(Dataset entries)
⁂

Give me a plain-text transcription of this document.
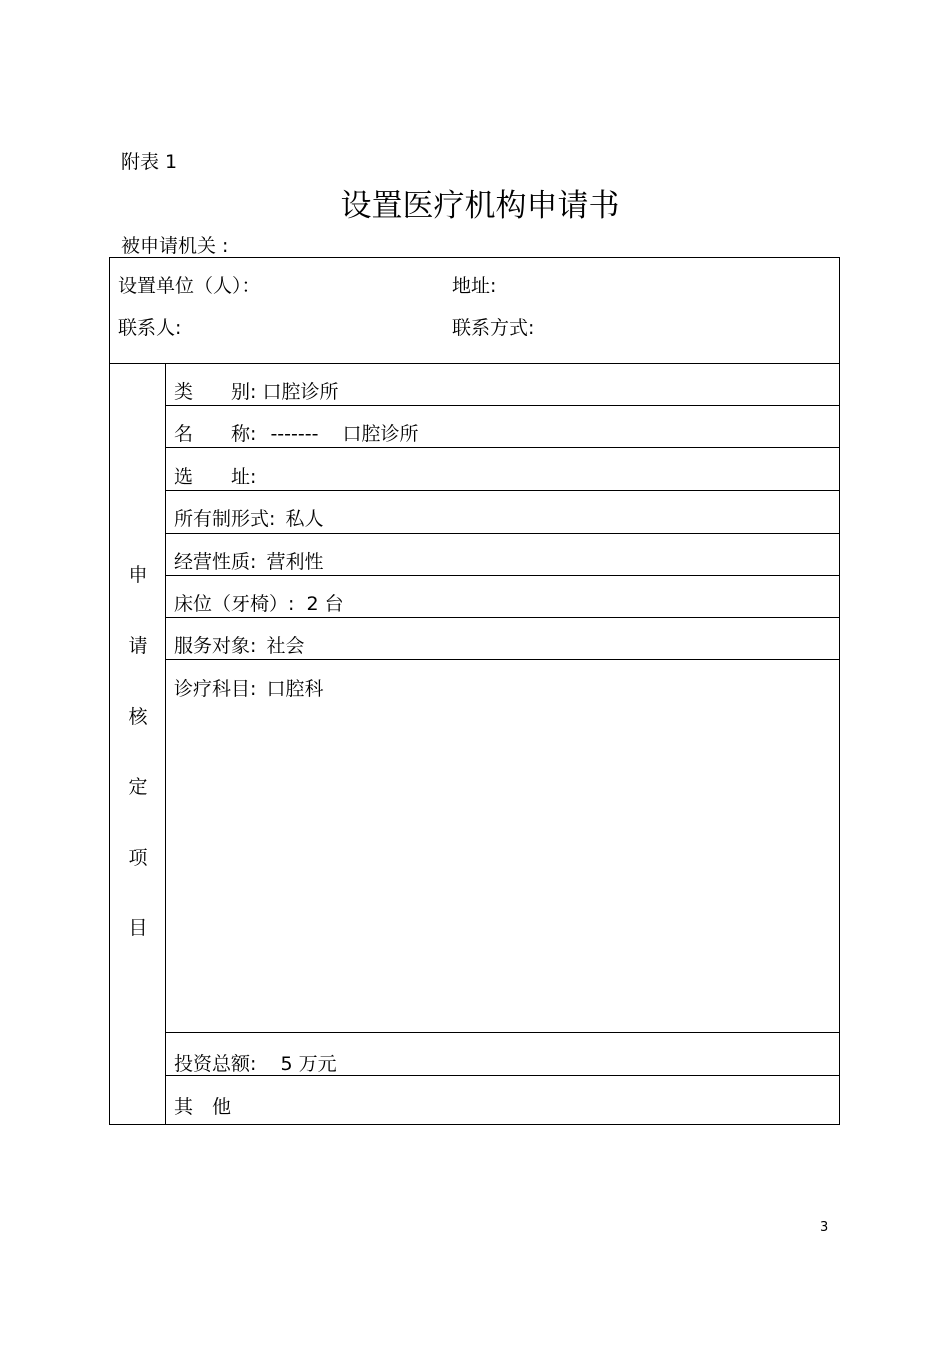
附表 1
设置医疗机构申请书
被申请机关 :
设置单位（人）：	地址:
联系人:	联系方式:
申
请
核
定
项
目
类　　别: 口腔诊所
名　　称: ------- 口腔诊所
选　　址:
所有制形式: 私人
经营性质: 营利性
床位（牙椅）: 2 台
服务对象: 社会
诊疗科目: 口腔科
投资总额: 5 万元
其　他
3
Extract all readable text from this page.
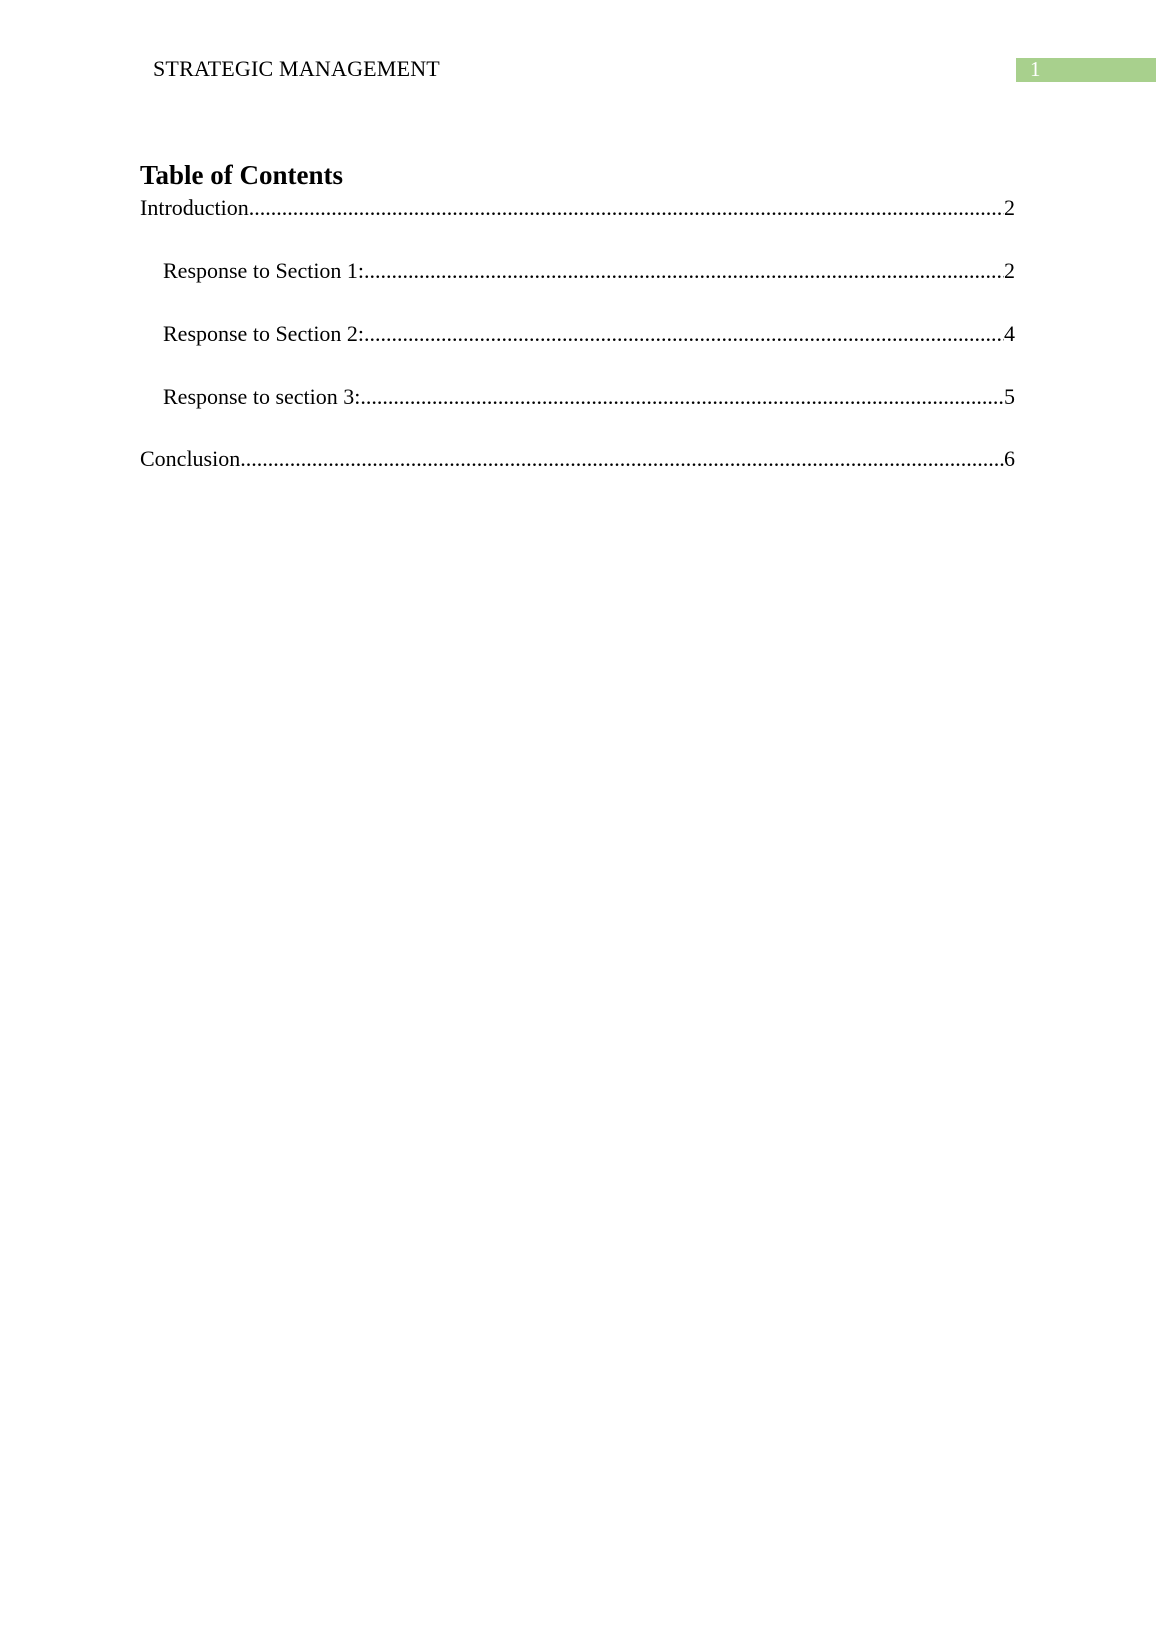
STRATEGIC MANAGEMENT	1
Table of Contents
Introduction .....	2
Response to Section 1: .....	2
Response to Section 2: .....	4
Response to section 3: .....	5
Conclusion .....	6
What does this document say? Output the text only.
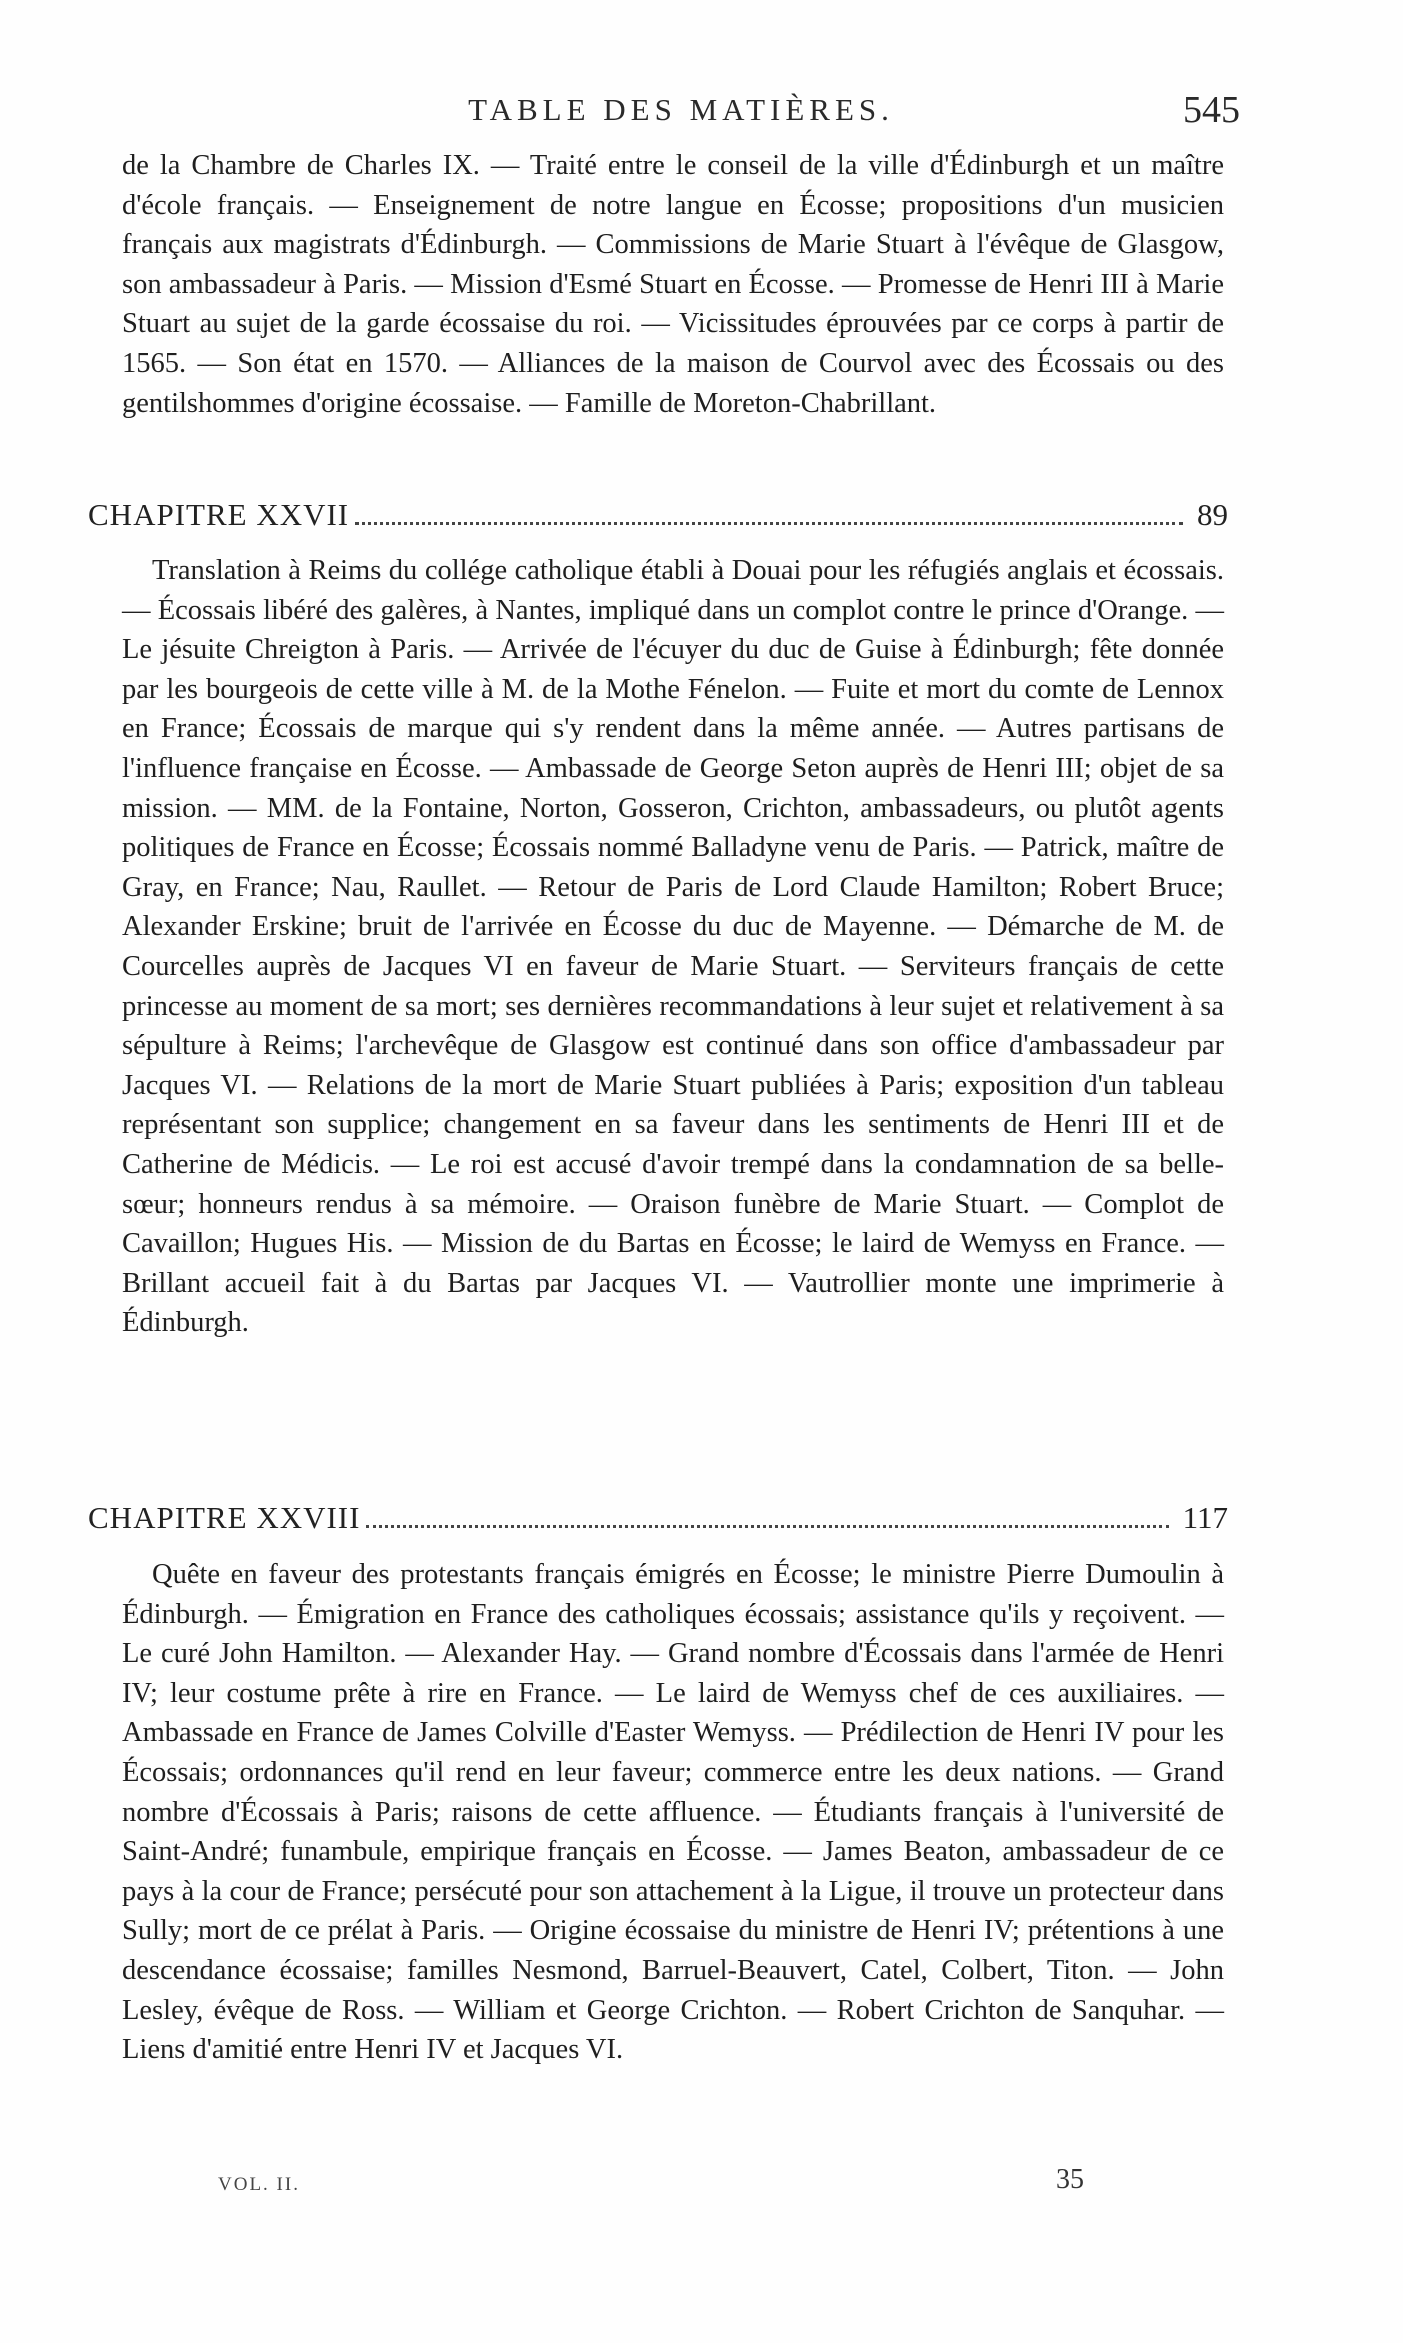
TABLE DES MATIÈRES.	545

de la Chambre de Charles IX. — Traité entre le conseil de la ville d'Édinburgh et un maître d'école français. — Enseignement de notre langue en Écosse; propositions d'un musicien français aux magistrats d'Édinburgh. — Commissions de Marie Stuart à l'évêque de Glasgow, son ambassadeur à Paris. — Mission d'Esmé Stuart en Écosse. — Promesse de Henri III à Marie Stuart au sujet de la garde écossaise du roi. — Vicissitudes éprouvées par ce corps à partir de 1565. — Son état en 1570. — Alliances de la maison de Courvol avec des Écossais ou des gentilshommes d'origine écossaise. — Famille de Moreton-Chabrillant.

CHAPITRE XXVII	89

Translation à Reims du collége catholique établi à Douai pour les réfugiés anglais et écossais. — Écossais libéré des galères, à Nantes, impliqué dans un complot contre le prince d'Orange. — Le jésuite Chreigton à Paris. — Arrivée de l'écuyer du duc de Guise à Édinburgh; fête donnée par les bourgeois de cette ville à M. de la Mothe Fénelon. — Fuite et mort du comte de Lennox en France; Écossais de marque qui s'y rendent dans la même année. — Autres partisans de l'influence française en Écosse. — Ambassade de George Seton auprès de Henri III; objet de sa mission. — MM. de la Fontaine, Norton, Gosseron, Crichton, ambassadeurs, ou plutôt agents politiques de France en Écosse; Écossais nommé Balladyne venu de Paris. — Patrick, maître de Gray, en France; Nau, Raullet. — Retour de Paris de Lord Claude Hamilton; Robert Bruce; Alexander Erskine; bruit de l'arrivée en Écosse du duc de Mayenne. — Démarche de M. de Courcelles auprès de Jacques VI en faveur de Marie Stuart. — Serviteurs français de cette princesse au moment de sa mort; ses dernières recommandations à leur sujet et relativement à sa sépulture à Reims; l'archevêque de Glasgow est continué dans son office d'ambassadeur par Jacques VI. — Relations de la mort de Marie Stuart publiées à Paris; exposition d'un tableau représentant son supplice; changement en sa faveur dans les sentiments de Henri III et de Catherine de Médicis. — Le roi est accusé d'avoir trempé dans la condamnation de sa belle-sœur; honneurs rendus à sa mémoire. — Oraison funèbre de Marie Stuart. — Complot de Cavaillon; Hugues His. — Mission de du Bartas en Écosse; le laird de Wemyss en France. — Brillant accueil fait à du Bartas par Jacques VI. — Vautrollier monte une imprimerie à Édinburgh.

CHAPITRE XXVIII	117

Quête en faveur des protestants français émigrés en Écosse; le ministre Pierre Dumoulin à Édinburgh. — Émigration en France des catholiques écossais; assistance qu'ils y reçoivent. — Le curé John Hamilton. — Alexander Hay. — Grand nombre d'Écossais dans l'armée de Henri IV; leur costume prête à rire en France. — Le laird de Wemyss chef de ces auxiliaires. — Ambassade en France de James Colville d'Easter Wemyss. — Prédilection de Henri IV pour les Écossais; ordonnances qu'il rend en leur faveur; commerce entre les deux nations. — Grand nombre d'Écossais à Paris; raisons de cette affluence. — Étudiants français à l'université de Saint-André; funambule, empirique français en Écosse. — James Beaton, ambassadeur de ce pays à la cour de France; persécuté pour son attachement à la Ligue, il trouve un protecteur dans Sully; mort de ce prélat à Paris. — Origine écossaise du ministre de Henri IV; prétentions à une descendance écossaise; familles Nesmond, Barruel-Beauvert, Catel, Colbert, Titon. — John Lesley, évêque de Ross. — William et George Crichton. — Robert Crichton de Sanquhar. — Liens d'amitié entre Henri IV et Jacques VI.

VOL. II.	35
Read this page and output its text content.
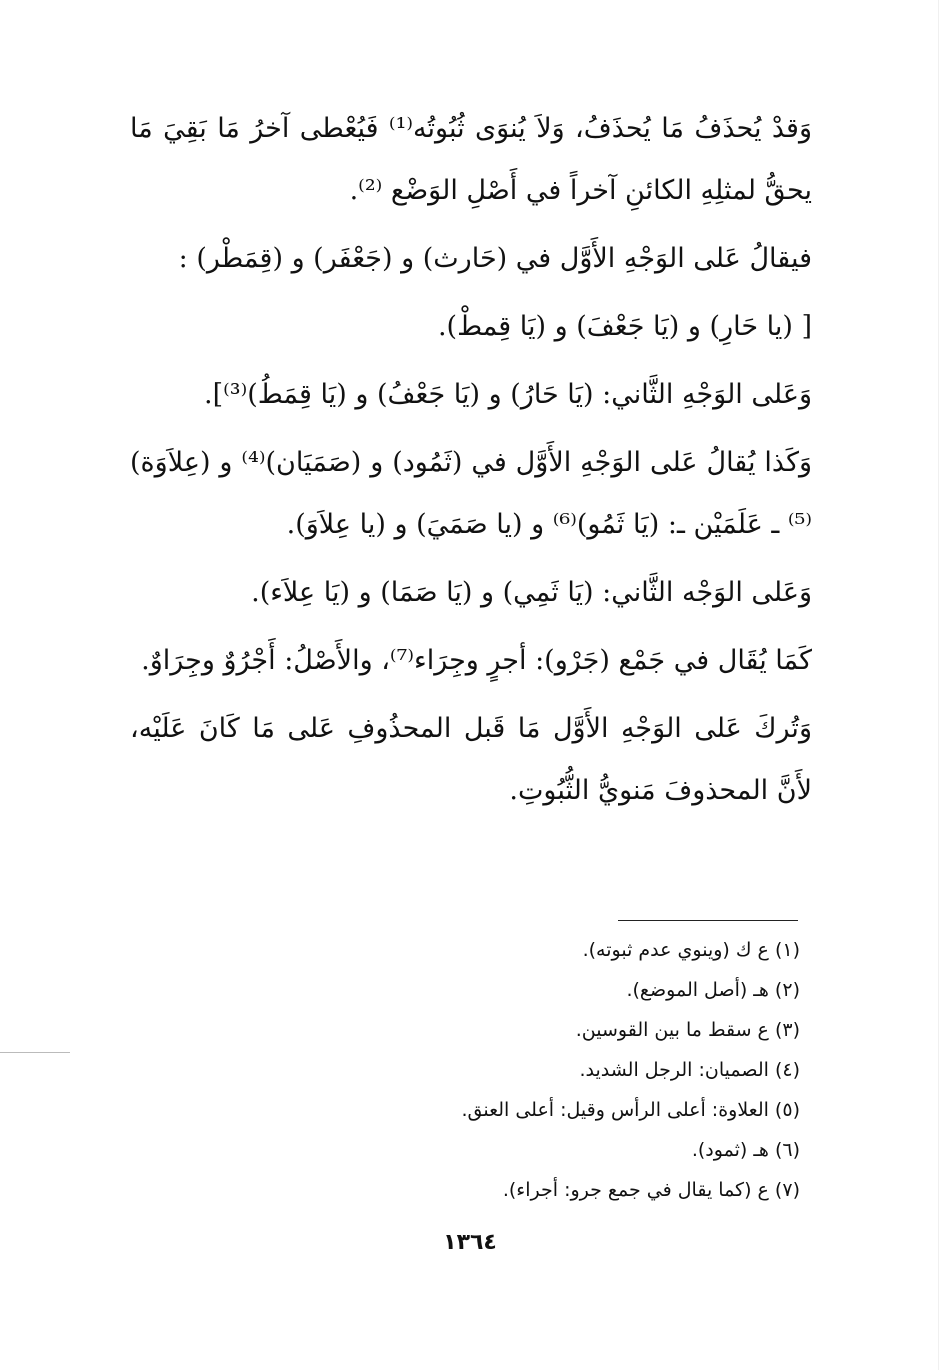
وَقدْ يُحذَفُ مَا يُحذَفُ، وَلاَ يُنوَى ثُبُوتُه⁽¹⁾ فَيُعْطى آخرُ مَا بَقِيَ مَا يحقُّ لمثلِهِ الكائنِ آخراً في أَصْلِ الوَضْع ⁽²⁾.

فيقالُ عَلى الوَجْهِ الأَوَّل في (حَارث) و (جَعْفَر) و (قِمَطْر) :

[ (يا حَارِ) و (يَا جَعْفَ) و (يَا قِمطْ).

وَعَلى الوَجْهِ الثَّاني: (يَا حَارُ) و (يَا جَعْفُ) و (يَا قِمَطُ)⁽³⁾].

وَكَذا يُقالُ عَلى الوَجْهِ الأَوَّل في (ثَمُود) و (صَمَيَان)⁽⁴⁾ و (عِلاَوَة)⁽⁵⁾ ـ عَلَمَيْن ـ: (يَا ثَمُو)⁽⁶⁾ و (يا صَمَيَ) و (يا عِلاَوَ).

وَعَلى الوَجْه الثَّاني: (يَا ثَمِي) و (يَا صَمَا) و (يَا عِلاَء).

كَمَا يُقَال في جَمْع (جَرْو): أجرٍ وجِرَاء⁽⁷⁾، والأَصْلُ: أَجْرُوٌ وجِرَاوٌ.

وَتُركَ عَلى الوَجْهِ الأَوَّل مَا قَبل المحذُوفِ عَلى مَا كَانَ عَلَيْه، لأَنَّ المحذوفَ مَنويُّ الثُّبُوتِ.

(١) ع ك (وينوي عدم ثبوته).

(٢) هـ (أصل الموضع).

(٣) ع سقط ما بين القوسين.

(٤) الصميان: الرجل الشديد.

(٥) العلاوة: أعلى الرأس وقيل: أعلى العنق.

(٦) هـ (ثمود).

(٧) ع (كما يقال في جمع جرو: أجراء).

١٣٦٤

⁂

[DIRECTIVE]:
Count how many lines of the data include the word "Response". Your reply should be that number alone.

[OUTPUT FOR THIS TASK]:
3